Quote the whole listing exactly. Leave the pictures out of your copy.

BEGIN ENTRIES SUPPLIED

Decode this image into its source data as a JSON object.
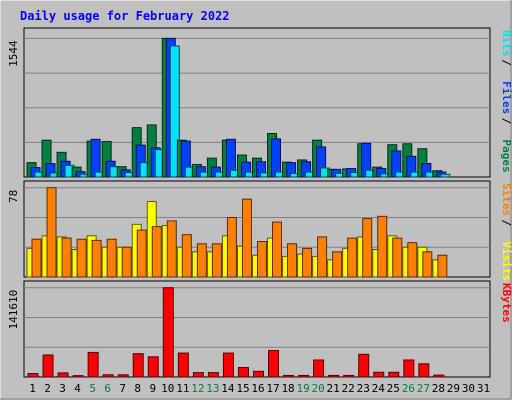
{
  "chart_data": [
    {
      "type": "bar",
      "title": "Daily usage for February 2022",
      "categories": [
        "1",
        "2",
        "3",
        "4",
        "5",
        "6",
        "7",
        "8",
        "9",
        "10",
        "11",
        "12",
        "13",
        "14",
        "15",
        "16",
        "17",
        "18",
        "19",
        "20",
        "21",
        "22",
        "23",
        "24",
        "25",
        "26",
        "27",
        "28",
        "29",
        "30",
        "31"
      ],
      "weekend_days": [
        "5",
        "6",
        "12",
        "13",
        "19",
        "20",
        "26",
        "27"
      ],
      "y_axis_max_label": "1544",
      "ylim": [
        0,
        1544
      ],
      "grid": true,
      "series": [
        {
          "name": "Pages",
          "color": "#008040",
          "values": [
            160,
            410,
            275,
            110,
            400,
            395,
            115,
            550,
            580,
            1544,
            410,
            140,
            210,
            410,
            245,
            210,
            485,
            165,
            190,
            410,
            85,
            90,
            370,
            110,
            360,
            370,
            315,
            70,
            0,
            0,
            0
          ]
        },
        {
          "name": "Files",
          "color": "#0040FF",
          "values": [
            105,
            150,
            175,
            60,
            420,
            175,
            80,
            355,
            325,
            1544,
            400,
            115,
            110,
            420,
            165,
            170,
            425,
            160,
            170,
            335,
            85,
            95,
            375,
            95,
            290,
            230,
            150,
            55,
            0,
            0,
            0
          ]
        },
        {
          "name": "Hits",
          "color": "#00E0FF",
          "values": [
            55,
            45,
            130,
            30,
            55,
            115,
            50,
            160,
            305,
            1460,
            110,
            55,
            55,
            75,
            55,
            45,
            55,
            40,
            55,
            100,
            40,
            50,
            75,
            35,
            55,
            55,
            55,
            30,
            0,
            0,
            0
          ]
        }
      ]
    },
    {
      "type": "bar",
      "categories": [
        "1",
        "2",
        "3",
        "4",
        "5",
        "6",
        "7",
        "8",
        "9",
        "10",
        "11",
        "12",
        "13",
        "14",
        "15",
        "16",
        "17",
        "18",
        "19",
        "20",
        "21",
        "22",
        "23",
        "24",
        "25",
        "26",
        "27",
        "28",
        "29",
        "30",
        "31"
      ],
      "y_axis_max_label": "78",
      "ylim": [
        0,
        78
      ],
      "grid": true,
      "series": [
        {
          "name": "Visits",
          "color": "#FFFF00",
          "values": [
            25,
            36,
            35,
            24,
            36,
            26,
            26,
            46,
            66,
            45,
            26,
            22,
            22,
            36,
            27,
            19,
            34,
            18,
            20,
            18,
            15,
            25,
            35,
            24,
            36,
            26,
            26,
            15,
            0,
            0,
            0
          ]
        },
        {
          "name": "Sites",
          "color": "#FF8000",
          "values": [
            33,
            78,
            34,
            33,
            32,
            33,
            26,
            41,
            44,
            49,
            37,
            29,
            29,
            52,
            68,
            31,
            48,
            29,
            25,
            35,
            22,
            34,
            51,
            53,
            34,
            30,
            22,
            19,
            0,
            0,
            0
          ]
        }
      ]
    },
    {
      "type": "bar",
      "categories": [
        "1",
        "2",
        "3",
        "4",
        "5",
        "6",
        "7",
        "8",
        "9",
        "10",
        "11",
        "12",
        "13",
        "14",
        "15",
        "16",
        "17",
        "18",
        "19",
        "20",
        "21",
        "22",
        "23",
        "24",
        "25",
        "26",
        "27",
        "28",
        "29",
        "30",
        "31"
      ],
      "y_axis_max_label": "141610",
      "ylim": [
        0,
        141610
      ],
      "grid": true,
      "series": [
        {
          "name": "KBytes",
          "color": "#FF0000",
          "values": [
            5500,
            35000,
            6500,
            2200,
            39000,
            3500,
            3500,
            37000,
            32000,
            141610,
            38000,
            7000,
            7000,
            38000,
            15000,
            9000,
            42000,
            2500,
            2500,
            27000,
            2500,
            2500,
            36000,
            7500,
            7500,
            27000,
            21000,
            3000,
            0,
            0,
            0
          ]
        }
      ]
    }
  ],
  "colors": {
    "background": "#C0C0C0",
    "plot_bg": "#C0C0C0",
    "title": "#0000FF",
    "weekday_label": "#000000",
    "weekend_label": "#008040"
  }
}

END ENTRIES SUPPLIED

FINAL ANSWER:
Decode this image into its source data as a JSON object.
{
  "chart_data": [
    {
      "type": "bar",
      "title": "Daily usage for February 2022",
      "categories": [
        "1",
        "2",
        "3",
        "4",
        "5",
        "6",
        "7",
        "8",
        "9",
        "10",
        "11",
        "12",
        "13",
        "14",
        "15",
        "16",
        "17",
        "18",
        "19",
        "20",
        "21",
        "22",
        "23",
        "24",
        "25",
        "26",
        "27",
        "28",
        "29",
        "30",
        "31"
      ],
      "weekend_days": [
        "5",
        "6",
        "12",
        "13",
        "19",
        "20",
        "26",
        "27"
      ],
      "y_axis_max_label": "1544",
      "ylim": [
        0,
        1544
      ],
      "grid": true,
      "series": [
        {
          "name": "Pages",
          "color": "#008040",
          "values": [
            160,
            410,
            275,
            110,
            400,
            395,
            115,
            550,
            580,
            1544,
            410,
            140,
            210,
            410,
            245,
            210,
            485,
            165,
            190,
            410,
            85,
            90,
            370,
            110,
            360,
            370,
            315,
            70,
            0,
            0,
            0
          ]
        },
        {
          "name": "Files",
          "color": "#0040FF",
          "values": [
            105,
            150,
            175,
            60,
            420,
            175,
            80,
            355,
            325,
            1544,
            400,
            115,
            110,
            420,
            165,
            170,
            425,
            160,
            170,
            335,
            85,
            95,
            375,
            95,
            290,
            230,
            150,
            55,
            0,
            0,
            0
          ]
        },
        {
          "name": "Hits",
          "color": "#00E0FF",
          "values": [
            55,
            45,
            130,
            30,
            55,
            115,
            50,
            160,
            305,
            1460,
            110,
            55,
            55,
            75,
            55,
            45,
            55,
            40,
            55,
            100,
            40,
            50,
            75,
            35,
            55,
            55,
            55,
            30,
            0,
            0,
            0
          ]
        }
      ]
    },
    {
      "type": "bar",
      "categories": [
        "1",
        "2",
        "3",
        "4",
        "5",
        "6",
        "7",
        "8",
        "9",
        "10",
        "11",
        "12",
        "13",
        "14",
        "15",
        "16",
        "17",
        "18",
        "19",
        "20",
        "21",
        "22",
        "23",
        "24",
        "25",
        "26",
        "27",
        "28",
        "29",
        "30",
        "31"
      ],
      "y_axis_max_label": "78",
      "ylim": [
        0,
        78
      ],
      "grid": true,
      "series": [
        {
          "name": "Visits",
          "color": "#FFFF00",
          "values": [
            25,
            36,
            35,
            24,
            36,
            26,
            26,
            46,
            66,
            45,
            26,
            22,
            22,
            36,
            27,
            19,
            34,
            18,
            20,
            18,
            15,
            25,
            35,
            24,
            36,
            26,
            26,
            15,
            0,
            0,
            0
          ]
        },
        {
          "name": "Sites",
          "color": "#FF8000",
          "values": [
            33,
            78,
            34,
            33,
            32,
            33,
            26,
            41,
            44,
            49,
            37,
            29,
            29,
            52,
            68,
            31,
            48,
            29,
            25,
            35,
            22,
            34,
            51,
            53,
            34,
            30,
            22,
            19,
            0,
            0,
            0
          ]
        }
      ]
    },
    {
      "type": "bar",
      "categories": [
        "1",
        "2",
        "3",
        "4",
        "5",
        "6",
        "7",
        "8",
        "9",
        "10",
        "11",
        "12",
        "13",
        "14",
        "15",
        "16",
        "17",
        "18",
        "19",
        "20",
        "21",
        "22",
        "23",
        "24",
        "25",
        "26",
        "27",
        "28",
        "29",
        "30",
        "31"
      ],
      "y_axis_max_label": "141610",
      "ylim": [
        0,
        141610
      ],
      "grid": true,
      "series": [
        {
          "name": "KBytes",
          "color": "#FF0000",
          "values": [
            5500,
            35000,
            6500,
            2200,
            39000,
            3500,
            3500,
            37000,
            32000,
            141610,
            38000,
            7000,
            7000,
            38000,
            15000,
            9000,
            42000,
            2500,
            2500,
            27000,
            2500,
            2500,
            36000,
            7500,
            7500,
            27000,
            21000,
            3000,
            0,
            0,
            0
          ]
        }
      ]
    }
  ],
  "colors": {
    "background": "#C0C0C0",
    "plot_bg": "#C0C0C0",
    "title": "#0000FF",
    "weekday_label": "#000000",
    "weekend_label": "#008040"
  }
}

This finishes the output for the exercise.